**Material to process**
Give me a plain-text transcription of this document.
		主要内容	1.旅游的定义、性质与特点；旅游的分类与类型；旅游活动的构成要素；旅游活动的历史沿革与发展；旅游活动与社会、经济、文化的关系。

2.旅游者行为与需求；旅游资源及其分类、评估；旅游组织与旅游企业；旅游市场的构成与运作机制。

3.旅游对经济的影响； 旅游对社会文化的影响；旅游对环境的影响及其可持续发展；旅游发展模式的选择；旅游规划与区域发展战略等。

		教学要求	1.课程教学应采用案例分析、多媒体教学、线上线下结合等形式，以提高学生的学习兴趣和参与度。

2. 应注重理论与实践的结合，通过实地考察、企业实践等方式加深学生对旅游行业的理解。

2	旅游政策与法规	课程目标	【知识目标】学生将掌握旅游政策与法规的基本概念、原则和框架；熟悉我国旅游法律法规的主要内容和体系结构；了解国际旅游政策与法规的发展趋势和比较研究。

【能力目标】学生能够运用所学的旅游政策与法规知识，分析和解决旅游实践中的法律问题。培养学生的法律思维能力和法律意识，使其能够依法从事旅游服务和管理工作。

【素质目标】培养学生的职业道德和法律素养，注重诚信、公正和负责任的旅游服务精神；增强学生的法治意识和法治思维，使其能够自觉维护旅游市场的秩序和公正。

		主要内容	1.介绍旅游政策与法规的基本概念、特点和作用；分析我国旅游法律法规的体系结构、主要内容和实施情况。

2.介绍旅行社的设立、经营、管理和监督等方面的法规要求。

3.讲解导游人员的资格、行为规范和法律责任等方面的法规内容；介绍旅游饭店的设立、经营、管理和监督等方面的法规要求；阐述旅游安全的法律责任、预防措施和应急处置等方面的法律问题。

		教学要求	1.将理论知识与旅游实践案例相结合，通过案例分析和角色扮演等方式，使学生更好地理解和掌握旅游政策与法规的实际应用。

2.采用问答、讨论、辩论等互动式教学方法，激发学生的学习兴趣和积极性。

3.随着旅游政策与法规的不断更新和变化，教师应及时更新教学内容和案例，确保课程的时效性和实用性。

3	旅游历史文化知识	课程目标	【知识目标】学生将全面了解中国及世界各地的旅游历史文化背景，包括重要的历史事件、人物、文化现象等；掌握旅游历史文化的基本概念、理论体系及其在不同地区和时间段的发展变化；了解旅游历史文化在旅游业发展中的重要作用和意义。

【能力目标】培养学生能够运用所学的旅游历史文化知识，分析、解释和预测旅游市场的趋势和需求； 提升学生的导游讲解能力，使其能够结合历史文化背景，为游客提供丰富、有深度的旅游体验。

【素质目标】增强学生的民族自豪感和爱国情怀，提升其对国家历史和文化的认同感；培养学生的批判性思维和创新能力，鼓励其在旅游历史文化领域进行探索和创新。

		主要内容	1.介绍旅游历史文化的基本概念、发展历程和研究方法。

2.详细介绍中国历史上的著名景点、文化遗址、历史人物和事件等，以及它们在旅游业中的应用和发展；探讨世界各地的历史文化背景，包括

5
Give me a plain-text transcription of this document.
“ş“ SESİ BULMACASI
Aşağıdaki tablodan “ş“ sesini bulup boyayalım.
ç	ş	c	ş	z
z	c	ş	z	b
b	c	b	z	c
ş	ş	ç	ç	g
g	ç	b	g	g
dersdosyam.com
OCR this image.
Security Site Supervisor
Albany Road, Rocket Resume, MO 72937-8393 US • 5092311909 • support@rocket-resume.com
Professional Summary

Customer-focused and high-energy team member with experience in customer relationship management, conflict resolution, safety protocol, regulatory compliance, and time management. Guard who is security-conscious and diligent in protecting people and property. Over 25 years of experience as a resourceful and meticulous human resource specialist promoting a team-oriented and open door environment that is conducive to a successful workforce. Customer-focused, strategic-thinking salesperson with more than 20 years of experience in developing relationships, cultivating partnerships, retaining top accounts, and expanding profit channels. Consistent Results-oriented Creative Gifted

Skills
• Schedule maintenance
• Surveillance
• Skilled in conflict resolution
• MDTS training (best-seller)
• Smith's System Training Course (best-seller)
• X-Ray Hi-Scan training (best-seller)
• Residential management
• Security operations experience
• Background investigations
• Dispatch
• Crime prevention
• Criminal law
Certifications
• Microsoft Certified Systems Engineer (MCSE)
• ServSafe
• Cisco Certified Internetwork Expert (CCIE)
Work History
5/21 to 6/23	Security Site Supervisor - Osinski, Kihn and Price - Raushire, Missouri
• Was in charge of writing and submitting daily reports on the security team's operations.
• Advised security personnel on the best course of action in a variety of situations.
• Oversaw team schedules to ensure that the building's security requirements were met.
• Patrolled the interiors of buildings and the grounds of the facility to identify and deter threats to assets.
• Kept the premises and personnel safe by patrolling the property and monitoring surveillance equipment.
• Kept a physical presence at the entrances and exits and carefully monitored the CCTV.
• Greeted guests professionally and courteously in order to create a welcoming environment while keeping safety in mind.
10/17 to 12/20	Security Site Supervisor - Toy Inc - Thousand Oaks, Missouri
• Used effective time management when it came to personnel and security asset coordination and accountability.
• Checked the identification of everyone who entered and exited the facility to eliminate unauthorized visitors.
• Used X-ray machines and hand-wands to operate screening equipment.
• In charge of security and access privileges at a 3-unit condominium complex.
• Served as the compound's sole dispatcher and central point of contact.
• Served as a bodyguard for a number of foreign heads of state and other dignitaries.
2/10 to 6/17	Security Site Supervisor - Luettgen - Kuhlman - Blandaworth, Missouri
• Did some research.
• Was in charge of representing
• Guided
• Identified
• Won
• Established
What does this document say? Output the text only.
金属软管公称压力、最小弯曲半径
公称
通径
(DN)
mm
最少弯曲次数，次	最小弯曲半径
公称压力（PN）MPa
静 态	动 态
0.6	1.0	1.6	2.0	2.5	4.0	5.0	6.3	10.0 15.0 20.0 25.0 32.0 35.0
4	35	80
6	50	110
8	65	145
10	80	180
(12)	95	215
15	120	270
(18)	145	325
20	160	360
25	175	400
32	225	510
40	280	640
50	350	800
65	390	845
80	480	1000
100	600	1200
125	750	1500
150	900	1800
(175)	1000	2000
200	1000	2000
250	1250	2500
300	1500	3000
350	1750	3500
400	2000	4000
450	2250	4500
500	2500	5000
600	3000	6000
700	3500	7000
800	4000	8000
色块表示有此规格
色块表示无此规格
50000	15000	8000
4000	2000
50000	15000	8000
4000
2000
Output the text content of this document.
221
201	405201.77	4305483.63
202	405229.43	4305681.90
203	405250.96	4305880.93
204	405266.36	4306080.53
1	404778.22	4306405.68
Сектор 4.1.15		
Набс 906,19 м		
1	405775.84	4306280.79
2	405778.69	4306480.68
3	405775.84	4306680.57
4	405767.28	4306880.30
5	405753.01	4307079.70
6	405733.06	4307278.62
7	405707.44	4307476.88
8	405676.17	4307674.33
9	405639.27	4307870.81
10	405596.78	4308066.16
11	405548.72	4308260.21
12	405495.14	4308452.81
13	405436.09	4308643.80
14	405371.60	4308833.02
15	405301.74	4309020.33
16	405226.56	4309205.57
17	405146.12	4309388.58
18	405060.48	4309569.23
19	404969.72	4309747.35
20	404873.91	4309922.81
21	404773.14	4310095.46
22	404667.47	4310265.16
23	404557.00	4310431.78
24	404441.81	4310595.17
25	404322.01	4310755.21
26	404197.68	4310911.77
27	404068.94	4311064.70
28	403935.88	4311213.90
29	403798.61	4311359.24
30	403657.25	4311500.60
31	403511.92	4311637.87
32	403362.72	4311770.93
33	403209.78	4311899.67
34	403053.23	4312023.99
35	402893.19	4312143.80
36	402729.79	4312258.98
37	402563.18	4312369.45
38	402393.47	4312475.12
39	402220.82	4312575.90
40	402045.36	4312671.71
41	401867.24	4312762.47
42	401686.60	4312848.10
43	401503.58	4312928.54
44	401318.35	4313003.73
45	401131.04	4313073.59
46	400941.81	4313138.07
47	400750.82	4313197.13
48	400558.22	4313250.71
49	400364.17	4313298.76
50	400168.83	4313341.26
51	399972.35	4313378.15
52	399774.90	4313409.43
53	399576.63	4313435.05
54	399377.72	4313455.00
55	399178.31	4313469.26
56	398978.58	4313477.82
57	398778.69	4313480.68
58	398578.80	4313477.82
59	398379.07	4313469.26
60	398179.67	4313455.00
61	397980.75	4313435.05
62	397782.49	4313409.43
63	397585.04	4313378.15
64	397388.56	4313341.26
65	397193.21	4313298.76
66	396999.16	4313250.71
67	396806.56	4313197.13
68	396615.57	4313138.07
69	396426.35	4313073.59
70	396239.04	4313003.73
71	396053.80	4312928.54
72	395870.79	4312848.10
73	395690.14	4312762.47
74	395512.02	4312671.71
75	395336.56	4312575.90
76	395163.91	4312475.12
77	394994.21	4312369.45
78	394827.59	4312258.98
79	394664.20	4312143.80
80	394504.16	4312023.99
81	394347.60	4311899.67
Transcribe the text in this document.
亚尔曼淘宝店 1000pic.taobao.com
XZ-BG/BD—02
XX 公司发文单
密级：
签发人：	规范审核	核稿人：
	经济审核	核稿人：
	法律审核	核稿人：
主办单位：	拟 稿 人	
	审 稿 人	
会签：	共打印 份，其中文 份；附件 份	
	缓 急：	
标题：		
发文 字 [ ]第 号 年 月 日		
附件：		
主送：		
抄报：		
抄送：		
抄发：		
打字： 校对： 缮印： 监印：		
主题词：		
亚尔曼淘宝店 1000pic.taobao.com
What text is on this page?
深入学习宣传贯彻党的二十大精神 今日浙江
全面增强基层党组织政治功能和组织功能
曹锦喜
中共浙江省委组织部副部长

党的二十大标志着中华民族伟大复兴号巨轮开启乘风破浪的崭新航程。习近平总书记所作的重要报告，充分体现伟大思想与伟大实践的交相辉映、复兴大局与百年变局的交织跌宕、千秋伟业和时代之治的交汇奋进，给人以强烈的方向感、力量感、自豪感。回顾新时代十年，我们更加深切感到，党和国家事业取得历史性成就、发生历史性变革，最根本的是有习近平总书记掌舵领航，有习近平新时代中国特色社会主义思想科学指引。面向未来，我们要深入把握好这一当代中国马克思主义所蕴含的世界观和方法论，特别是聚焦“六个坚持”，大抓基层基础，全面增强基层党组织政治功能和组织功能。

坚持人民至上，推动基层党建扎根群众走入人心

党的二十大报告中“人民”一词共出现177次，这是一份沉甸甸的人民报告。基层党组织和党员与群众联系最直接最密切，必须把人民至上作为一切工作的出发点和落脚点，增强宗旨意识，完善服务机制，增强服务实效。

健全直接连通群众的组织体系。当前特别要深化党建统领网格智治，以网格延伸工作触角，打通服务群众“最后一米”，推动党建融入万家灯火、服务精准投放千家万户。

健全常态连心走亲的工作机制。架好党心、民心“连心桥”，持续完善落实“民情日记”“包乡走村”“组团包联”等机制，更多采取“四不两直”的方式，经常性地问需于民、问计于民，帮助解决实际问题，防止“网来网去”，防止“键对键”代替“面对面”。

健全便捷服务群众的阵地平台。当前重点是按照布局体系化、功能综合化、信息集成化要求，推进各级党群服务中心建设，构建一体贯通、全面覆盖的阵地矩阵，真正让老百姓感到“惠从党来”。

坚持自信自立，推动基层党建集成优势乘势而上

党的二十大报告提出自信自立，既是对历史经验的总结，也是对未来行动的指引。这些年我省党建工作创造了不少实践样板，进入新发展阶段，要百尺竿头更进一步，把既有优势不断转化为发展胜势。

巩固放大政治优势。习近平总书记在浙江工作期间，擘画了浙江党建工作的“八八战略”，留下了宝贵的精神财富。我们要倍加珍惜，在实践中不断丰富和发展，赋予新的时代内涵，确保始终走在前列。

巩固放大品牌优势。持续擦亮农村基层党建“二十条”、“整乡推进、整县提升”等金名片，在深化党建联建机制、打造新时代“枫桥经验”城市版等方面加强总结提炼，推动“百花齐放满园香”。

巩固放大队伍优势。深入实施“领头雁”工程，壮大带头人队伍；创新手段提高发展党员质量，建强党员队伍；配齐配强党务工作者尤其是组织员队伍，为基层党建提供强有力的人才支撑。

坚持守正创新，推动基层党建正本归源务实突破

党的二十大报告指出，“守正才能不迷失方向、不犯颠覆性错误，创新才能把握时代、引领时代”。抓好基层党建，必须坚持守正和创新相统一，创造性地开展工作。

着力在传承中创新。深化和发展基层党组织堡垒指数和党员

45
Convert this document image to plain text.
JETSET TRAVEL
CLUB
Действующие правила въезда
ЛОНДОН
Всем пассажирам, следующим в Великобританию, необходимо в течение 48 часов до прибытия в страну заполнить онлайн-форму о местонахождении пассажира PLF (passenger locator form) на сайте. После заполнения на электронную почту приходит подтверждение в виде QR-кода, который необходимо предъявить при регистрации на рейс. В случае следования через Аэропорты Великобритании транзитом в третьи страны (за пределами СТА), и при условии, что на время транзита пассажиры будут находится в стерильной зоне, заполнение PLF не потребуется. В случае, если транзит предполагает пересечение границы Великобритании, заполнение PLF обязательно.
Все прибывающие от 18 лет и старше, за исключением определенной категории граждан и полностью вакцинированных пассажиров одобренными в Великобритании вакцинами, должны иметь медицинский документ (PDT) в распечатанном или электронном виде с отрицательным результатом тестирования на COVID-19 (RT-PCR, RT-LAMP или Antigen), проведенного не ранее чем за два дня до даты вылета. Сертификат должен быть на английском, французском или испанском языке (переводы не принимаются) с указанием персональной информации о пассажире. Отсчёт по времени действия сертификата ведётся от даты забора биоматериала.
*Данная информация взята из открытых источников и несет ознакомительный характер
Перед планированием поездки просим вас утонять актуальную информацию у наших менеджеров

**Objective**
Whichever lines contain the string "Served", select and copy them.

**Answer to this exercise**
• Served as the compound's sole dispatcher and central point of contact.
• Served as a bodyguard for a number of foreign heads of state and other dignitaries.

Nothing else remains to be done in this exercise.